§ **Records from a data source**:
§ §
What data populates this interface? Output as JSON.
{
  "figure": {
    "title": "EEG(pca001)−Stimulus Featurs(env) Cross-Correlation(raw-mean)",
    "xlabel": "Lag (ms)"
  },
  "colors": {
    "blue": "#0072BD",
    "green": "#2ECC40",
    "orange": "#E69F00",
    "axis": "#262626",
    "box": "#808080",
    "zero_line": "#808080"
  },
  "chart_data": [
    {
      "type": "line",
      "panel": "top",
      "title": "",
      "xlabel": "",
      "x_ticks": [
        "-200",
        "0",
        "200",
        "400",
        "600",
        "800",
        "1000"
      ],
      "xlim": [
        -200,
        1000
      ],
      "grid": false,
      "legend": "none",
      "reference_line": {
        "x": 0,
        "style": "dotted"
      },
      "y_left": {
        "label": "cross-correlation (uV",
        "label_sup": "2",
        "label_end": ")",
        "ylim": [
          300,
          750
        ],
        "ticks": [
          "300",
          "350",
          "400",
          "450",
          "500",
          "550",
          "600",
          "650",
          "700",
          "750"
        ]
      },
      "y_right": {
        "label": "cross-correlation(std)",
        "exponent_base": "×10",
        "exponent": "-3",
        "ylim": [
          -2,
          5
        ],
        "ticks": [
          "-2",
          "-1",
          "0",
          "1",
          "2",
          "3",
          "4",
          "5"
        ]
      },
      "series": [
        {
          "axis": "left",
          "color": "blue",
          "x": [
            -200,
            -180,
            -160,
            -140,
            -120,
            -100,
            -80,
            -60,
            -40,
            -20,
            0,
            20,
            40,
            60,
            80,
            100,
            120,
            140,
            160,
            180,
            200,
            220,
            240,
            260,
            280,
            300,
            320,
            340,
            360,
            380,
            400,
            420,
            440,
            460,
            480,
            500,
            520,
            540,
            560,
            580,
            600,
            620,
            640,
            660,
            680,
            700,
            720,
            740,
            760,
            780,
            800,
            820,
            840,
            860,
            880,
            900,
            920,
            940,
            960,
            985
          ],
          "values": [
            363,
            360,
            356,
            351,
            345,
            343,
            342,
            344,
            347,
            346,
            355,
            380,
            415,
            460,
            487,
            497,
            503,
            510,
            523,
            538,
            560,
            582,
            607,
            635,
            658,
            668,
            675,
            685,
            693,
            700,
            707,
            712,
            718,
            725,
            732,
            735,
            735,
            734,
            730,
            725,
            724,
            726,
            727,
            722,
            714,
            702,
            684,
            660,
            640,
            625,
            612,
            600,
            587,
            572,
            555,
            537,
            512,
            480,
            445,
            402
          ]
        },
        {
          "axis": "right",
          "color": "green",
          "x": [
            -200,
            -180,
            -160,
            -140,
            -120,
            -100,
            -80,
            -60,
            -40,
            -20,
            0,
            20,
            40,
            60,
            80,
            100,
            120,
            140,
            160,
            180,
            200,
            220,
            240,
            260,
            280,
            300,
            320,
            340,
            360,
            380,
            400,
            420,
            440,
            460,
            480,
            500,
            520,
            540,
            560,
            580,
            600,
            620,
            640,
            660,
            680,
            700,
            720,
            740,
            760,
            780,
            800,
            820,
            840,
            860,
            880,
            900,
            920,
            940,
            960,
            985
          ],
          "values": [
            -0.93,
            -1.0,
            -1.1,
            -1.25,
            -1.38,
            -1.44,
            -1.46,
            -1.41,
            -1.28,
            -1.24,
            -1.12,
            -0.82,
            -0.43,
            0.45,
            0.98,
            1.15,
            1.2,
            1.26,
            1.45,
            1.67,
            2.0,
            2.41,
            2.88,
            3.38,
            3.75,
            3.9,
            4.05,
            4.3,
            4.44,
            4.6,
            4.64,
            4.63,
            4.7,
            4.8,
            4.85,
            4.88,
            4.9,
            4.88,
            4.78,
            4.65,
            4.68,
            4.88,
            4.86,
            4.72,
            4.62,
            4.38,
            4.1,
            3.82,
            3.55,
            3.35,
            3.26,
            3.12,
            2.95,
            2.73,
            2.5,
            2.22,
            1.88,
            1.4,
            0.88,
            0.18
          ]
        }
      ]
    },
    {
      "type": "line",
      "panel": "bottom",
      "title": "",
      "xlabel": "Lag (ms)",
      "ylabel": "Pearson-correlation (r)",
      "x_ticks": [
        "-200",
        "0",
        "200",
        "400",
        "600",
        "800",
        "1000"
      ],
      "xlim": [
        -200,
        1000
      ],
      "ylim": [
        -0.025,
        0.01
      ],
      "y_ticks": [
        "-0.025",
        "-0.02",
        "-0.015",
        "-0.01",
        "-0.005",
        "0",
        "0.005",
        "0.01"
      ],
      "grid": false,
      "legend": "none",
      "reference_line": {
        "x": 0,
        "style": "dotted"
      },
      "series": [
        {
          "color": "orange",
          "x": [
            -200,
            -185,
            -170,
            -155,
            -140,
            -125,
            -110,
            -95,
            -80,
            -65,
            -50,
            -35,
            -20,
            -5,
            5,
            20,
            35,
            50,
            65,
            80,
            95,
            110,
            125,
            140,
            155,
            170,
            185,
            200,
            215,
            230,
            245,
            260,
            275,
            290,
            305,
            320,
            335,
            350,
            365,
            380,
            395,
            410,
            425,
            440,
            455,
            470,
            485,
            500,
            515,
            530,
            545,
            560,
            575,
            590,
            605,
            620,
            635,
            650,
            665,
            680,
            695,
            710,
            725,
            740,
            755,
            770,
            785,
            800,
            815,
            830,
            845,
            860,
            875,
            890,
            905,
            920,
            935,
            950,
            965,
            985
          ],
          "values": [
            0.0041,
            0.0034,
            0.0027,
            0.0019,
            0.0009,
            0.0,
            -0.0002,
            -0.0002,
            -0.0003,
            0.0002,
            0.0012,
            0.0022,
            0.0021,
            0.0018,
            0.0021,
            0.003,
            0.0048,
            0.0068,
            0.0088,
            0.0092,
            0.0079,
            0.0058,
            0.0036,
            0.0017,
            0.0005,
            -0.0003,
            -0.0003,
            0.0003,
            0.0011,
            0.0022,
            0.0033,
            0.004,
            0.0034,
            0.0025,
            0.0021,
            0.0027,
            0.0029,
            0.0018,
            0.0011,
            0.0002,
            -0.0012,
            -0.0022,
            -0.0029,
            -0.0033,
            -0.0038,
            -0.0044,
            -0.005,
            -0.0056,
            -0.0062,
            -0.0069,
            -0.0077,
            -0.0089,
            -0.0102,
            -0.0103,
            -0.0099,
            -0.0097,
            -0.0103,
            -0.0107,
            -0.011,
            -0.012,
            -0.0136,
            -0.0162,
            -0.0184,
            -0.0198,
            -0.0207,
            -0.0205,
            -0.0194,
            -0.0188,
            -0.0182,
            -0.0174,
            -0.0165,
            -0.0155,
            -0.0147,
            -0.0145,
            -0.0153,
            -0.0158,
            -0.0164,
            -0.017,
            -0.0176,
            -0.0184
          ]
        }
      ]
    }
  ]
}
§ §
§ **WORK INSTRUCTIONS**:
Output every entry shown above, exactly.

§ **FULL RESPONSE**:
What data populates this interface? Output as JSON.
{
  "figure": {
    "title": "EEG(pca001)−Stimulus Featurs(env) Cross-Correlation(raw-mean)",
    "xlabel": "Lag (ms)"
  },
  "colors": {
    "blue": "#0072BD",
    "green": "#2ECC40",
    "orange": "#E69F00",
    "axis": "#262626",
    "box": "#808080",
    "zero_line": "#808080"
  },
  "chart_data": [
    {
      "type": "line",
      "panel": "top",
      "title": "",
      "xlabel": "",
      "x_ticks": [
        "-200",
        "0",
        "200",
        "400",
        "600",
        "800",
        "1000"
      ],
      "xlim": [
        -200,
        1000
      ],
      "grid": false,
      "legend": "none",
      "reference_line": {
        "x": 0,
        "style": "dotted"
      },
      "y_left": {
        "label": "cross-correlation (uV",
        "label_sup": "2",
        "label_end": ")",
        "ylim": [
          300,
          750
        ],
        "ticks": [
          "300",
          "350",
          "400",
          "450",
          "500",
          "550",
          "600",
          "650",
          "700",
          "750"
        ]
      },
      "y_right": {
        "label": "cross-correlation(std)",
        "exponent_base": "×10",
        "exponent": "-3",
        "ylim": [
          -2,
          5
        ],
        "ticks": [
          "-2",
          "-1",
          "0",
          "1",
          "2",
          "3",
          "4",
          "5"
        ]
      },
      "series": [
        {
          "axis": "left",
          "color": "blue",
          "x": [
            -200,
            -180,
            -160,
            -140,
            -120,
            -100,
            -80,
            -60,
            -40,
            -20,
            0,
            20,
            40,
            60,
            80,
            100,
            120,
            140,
            160,
            180,
            200,
            220,
            240,
            260,
            280,
            300,
            320,
            340,
            360,
            380,
            400,
            420,
            440,
            460,
            480,
            500,
            520,
            540,
            560,
            580,
            600,
            620,
            640,
            660,
            680,
            700,
            720,
            740,
            760,
            780,
            800,
            820,
            840,
            860,
            880,
            900,
            920,
            940,
            960,
            985
          ],
          "values": [
            363,
            360,
            356,
            351,
            345,
            343,
            342,
            344,
            347,
            346,
            355,
            380,
            415,
            460,
            487,
            497,
            503,
            510,
            523,
            538,
            560,
            582,
            607,
            635,
            658,
            668,
            675,
            685,
            693,
            700,
            707,
            712,
            718,
            725,
            732,
            735,
            735,
            734,
            730,
            725,
            724,
            726,
            727,
            722,
            714,
            702,
            684,
            660,
            640,
            625,
            612,
            600,
            587,
            572,
            555,
            537,
            512,
            480,
            445,
            402
          ]
        },
        {
          "axis": "right",
          "color": "green",
          "x": [
            -200,
            -180,
            -160,
            -140,
            -120,
            -100,
            -80,
            -60,
            -40,
            -20,
            0,
            20,
            40,
            60,
            80,
            100,
            120,
            140,
            160,
            180,
            200,
            220,
            240,
            260,
            280,
            300,
            320,
            340,
            360,
            380,
            400,
            420,
            440,
            460,
            480,
            500,
            520,
            540,
            560,
            580,
            600,
            620,
            640,
            660,
            680,
            700,
            720,
            740,
            760,
            780,
            800,
            820,
            840,
            860,
            880,
            900,
            920,
            940,
            960,
            985
          ],
          "values": [
            -0.93,
            -1.0,
            -1.1,
            -1.25,
            -1.38,
            -1.44,
            -1.46,
            -1.41,
            -1.28,
            -1.24,
            -1.12,
            -0.82,
            -0.43,
            0.45,
            0.98,
            1.15,
            1.2,
            1.26,
            1.45,
            1.67,
            2.0,
            2.41,
            2.88,
            3.38,
            3.75,
            3.9,
            4.05,
            4.3,
            4.44,
            4.6,
            4.64,
            4.63,
            4.7,
            4.8,
            4.85,
            4.88,
            4.9,
            4.88,
            4.78,
            4.65,
            4.68,
            4.88,
            4.86,
            4.72,
            4.62,
            4.38,
            4.1,
            3.82,
            3.55,
            3.35,
            3.26,
            3.12,
            2.95,
            2.73,
            2.5,
            2.22,
            1.88,
            1.4,
            0.88,
            0.18
          ]
        }
      ]
    },
    {
      "type": "line",
      "panel": "bottom",
      "title": "",
      "xlabel": "Lag (ms)",
      "ylabel": "Pearson-correlation (r)",
      "x_ticks": [
        "-200",
        "0",
        "200",
        "400",
        "600",
        "800",
        "1000"
      ],
      "xlim": [
        -200,
        1000
      ],
      "ylim": [
        -0.025,
        0.01
      ],
      "y_ticks": [
        "-0.025",
        "-0.02",
        "-0.015",
        "-0.01",
        "-0.005",
        "0",
        "0.005",
        "0.01"
      ],
      "grid": false,
      "legend": "none",
      "reference_line": {
        "x": 0,
        "style": "dotted"
      },
      "series": [
        {
          "color": "orange",
          "x": [
            -200,
            -185,
            -170,
            -155,
            -140,
            -125,
            -110,
            -95,
            -80,
            -65,
            -50,
            -35,
            -20,
            -5,
            5,
            20,
            35,
            50,
            65,
            80,
            95,
            110,
            125,
            140,
            155,
            170,
            185,
            200,
            215,
            230,
            245,
            260,
            275,
            290,
            305,
            320,
            335,
            350,
            365,
            380,
            395,
            410,
            425,
            440,
            455,
            470,
            485,
            500,
            515,
            530,
            545,
            560,
            575,
            590,
            605,
            620,
            635,
            650,
            665,
            680,
            695,
            710,
            725,
            740,
            755,
            770,
            785,
            800,
            815,
            830,
            845,
            860,
            875,
            890,
            905,
            920,
            935,
            950,
            965,
            985
          ],
          "values": [
            0.0041,
            0.0034,
            0.0027,
            0.0019,
            0.0009,
            0.0,
            -0.0002,
            -0.0002,
            -0.0003,
            0.0002,
            0.0012,
            0.0022,
            0.0021,
            0.0018,
            0.0021,
            0.003,
            0.0048,
            0.0068,
            0.0088,
            0.0092,
            0.0079,
            0.0058,
            0.0036,
            0.0017,
            0.0005,
            -0.0003,
            -0.0003,
            0.0003,
            0.0011,
            0.0022,
            0.0033,
            0.004,
            0.0034,
            0.0025,
            0.0021,
            0.0027,
            0.0029,
            0.0018,
            0.0011,
            0.0002,
            -0.0012,
            -0.0022,
            -0.0029,
            -0.0033,
            -0.0038,
            -0.0044,
            -0.005,
            -0.0056,
            -0.0062,
            -0.0069,
            -0.0077,
            -0.0089,
            -0.0102,
            -0.0103,
            -0.0099,
            -0.0097,
            -0.0103,
            -0.0107,
            -0.011,
            -0.012,
            -0.0136,
            -0.0162,
            -0.0184,
            -0.0198,
            -0.0207,
            -0.0205,
            -0.0194,
            -0.0188,
            -0.0182,
            -0.0174,
            -0.0165,
            -0.0155,
            -0.0147,
            -0.0145,
            -0.0153,
            -0.0158,
            -0.0164,
            -0.017,
            -0.0176,
            -0.0184
          ]
        }
      ]
    }
  ]
}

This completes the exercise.